Answer with nothing except the number of lines that contain the word "right".

___ The records ___

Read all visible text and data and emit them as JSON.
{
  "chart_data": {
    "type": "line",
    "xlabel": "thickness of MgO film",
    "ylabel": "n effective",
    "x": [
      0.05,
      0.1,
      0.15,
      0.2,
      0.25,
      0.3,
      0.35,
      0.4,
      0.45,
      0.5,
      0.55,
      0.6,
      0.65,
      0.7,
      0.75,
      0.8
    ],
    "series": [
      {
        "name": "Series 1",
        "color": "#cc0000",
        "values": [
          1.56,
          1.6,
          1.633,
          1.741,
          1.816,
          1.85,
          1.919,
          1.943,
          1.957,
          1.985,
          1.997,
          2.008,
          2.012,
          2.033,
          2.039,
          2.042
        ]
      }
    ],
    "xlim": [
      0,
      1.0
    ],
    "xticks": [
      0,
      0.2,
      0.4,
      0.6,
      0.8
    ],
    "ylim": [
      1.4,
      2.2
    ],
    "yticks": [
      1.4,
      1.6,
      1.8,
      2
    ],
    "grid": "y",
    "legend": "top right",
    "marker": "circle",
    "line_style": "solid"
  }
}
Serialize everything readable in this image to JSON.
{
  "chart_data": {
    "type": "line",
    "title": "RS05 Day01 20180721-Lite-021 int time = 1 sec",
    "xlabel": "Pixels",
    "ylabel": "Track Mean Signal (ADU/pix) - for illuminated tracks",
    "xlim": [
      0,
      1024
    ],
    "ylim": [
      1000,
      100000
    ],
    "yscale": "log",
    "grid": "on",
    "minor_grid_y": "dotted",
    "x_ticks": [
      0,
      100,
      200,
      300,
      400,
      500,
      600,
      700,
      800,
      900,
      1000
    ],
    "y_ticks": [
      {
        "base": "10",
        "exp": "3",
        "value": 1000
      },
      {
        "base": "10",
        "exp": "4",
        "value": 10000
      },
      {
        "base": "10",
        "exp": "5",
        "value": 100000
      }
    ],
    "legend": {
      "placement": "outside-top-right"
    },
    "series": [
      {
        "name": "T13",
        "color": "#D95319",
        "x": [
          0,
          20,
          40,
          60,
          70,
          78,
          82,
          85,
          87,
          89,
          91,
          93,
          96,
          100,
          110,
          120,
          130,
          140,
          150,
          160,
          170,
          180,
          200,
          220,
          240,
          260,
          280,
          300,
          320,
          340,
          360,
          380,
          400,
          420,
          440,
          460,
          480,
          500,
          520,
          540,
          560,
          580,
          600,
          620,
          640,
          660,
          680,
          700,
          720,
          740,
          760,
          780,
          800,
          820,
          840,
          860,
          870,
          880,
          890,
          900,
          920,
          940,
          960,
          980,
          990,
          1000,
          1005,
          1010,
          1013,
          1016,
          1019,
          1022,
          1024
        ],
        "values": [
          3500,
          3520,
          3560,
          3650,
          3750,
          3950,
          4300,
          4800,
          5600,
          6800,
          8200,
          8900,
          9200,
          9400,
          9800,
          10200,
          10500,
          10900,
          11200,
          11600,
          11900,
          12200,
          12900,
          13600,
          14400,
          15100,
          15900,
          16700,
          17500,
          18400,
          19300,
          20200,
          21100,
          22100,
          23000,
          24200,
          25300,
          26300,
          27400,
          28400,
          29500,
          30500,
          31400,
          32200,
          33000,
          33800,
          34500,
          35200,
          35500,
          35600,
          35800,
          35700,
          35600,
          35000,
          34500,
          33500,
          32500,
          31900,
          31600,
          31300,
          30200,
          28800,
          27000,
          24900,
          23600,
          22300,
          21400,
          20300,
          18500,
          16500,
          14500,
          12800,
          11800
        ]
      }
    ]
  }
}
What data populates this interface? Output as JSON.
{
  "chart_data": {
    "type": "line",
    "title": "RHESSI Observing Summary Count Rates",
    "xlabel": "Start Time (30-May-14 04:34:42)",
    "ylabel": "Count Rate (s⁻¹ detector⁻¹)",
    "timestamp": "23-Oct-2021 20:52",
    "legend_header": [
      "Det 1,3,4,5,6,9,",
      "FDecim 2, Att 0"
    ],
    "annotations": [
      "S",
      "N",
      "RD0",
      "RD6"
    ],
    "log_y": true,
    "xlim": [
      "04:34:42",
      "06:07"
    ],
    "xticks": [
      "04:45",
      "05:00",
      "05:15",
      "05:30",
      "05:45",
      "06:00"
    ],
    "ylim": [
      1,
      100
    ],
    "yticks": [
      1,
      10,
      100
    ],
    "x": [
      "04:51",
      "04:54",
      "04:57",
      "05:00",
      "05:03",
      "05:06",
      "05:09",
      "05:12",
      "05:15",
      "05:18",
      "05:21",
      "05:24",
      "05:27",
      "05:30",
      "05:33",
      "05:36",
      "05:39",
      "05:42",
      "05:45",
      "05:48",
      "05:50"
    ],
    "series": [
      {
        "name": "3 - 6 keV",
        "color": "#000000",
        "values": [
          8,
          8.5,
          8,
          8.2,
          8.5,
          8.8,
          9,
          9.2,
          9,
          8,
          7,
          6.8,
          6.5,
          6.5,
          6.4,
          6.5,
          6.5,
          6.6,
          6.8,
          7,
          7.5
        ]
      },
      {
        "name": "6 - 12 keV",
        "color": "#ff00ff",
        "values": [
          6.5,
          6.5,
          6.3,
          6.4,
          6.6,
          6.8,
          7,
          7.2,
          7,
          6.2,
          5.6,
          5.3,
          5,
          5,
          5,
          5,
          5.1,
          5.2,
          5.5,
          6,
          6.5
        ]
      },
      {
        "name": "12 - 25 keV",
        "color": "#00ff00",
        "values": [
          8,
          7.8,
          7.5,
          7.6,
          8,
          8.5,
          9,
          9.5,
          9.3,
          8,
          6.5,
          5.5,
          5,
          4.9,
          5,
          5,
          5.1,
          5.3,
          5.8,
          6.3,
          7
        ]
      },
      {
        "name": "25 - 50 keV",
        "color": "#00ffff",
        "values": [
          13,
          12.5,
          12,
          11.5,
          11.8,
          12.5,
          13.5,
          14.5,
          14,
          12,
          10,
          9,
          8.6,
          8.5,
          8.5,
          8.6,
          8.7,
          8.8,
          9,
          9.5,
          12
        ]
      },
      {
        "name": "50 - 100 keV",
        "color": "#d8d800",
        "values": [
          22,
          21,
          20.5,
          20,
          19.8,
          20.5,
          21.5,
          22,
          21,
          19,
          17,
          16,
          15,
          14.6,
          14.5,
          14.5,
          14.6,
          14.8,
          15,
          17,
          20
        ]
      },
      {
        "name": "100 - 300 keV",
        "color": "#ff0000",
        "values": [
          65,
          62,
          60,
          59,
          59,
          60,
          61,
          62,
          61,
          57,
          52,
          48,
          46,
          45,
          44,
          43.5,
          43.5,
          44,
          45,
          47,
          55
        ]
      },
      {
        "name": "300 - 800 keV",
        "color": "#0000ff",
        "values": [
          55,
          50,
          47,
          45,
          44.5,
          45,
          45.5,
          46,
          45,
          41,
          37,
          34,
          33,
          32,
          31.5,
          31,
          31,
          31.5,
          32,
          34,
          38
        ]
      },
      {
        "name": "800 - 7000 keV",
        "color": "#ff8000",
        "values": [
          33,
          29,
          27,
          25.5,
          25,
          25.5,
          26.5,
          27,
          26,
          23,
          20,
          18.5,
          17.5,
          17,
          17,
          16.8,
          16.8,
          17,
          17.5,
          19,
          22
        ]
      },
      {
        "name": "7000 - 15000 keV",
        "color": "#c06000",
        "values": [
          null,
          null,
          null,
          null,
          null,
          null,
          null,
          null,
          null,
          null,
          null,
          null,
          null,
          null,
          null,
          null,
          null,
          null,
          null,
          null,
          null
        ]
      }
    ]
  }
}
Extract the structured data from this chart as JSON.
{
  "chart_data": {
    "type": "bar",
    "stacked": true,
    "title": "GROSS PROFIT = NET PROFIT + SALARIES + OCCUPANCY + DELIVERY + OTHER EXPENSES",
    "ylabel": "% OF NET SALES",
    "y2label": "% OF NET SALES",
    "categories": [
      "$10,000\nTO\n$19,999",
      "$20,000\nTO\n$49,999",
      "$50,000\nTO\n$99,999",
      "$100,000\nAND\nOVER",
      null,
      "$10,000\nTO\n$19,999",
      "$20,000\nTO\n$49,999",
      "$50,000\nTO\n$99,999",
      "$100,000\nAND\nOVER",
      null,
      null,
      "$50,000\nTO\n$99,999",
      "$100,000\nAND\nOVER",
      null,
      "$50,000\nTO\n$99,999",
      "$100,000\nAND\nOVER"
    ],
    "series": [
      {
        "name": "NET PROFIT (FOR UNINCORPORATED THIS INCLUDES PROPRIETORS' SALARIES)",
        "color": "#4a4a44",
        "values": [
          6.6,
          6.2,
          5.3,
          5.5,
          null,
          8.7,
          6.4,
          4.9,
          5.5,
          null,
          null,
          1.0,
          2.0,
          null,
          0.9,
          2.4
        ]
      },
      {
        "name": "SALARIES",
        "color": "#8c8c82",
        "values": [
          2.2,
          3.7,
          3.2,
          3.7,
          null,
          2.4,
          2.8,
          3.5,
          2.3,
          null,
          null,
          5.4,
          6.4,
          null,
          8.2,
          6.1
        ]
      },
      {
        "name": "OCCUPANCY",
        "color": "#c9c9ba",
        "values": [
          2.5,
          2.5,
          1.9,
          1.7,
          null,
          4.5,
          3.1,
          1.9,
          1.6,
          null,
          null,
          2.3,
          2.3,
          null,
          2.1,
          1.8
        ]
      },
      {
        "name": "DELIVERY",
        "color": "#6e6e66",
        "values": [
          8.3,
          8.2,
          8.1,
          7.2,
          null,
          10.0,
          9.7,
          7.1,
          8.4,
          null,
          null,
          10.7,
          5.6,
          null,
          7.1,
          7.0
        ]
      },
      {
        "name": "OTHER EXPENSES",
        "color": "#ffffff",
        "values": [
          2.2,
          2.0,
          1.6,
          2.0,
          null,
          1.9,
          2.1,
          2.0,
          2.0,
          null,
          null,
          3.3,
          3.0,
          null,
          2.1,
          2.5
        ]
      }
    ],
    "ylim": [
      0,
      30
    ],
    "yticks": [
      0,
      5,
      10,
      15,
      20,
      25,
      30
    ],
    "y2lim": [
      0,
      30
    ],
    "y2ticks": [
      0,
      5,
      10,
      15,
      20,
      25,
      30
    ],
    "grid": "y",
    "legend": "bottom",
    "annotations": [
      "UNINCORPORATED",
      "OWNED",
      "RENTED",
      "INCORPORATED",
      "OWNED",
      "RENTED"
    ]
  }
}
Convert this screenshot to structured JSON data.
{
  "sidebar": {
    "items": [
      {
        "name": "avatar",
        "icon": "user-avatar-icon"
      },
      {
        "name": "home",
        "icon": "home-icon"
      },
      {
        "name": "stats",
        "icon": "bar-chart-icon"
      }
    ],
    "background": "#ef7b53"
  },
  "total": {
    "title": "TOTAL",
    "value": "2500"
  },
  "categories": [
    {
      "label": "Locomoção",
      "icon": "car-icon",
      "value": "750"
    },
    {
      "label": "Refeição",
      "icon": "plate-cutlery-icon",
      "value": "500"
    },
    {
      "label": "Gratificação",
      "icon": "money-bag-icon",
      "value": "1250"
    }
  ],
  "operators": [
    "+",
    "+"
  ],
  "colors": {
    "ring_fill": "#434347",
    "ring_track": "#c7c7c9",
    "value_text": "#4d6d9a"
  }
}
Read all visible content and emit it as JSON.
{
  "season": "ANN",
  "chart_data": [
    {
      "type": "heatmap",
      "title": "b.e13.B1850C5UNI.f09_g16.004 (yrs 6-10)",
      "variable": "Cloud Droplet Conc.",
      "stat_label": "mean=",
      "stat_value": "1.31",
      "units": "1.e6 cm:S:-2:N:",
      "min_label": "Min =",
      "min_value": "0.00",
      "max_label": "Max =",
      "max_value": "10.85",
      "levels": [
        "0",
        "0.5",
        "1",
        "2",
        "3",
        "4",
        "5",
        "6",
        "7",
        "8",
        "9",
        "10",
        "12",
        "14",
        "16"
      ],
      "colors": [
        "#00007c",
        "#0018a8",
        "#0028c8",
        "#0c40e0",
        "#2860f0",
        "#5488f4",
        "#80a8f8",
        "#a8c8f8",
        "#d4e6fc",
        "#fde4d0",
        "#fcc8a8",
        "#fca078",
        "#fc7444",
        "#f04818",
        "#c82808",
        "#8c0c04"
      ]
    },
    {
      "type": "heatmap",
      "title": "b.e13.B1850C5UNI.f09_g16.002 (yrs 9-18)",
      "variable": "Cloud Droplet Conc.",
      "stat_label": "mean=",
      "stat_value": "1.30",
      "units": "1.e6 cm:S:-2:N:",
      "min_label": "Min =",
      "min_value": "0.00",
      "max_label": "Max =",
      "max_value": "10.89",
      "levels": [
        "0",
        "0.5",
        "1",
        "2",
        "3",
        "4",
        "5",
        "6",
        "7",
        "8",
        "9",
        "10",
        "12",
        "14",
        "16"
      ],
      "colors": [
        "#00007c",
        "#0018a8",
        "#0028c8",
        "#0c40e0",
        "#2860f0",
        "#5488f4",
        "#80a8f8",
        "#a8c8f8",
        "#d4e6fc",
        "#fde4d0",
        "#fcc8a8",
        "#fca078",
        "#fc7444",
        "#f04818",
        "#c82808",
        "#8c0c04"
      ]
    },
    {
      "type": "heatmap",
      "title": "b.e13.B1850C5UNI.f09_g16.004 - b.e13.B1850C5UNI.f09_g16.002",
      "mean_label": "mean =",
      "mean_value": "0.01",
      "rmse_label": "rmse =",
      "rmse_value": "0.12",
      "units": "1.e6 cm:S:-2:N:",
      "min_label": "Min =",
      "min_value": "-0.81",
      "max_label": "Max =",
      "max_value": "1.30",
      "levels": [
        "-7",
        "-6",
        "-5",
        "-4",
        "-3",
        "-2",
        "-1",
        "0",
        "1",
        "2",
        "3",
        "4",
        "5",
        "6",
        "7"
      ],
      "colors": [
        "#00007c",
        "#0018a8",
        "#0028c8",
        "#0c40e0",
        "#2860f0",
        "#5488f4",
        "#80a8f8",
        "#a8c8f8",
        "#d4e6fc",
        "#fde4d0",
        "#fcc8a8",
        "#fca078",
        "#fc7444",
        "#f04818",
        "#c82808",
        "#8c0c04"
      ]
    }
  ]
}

___

Solution
2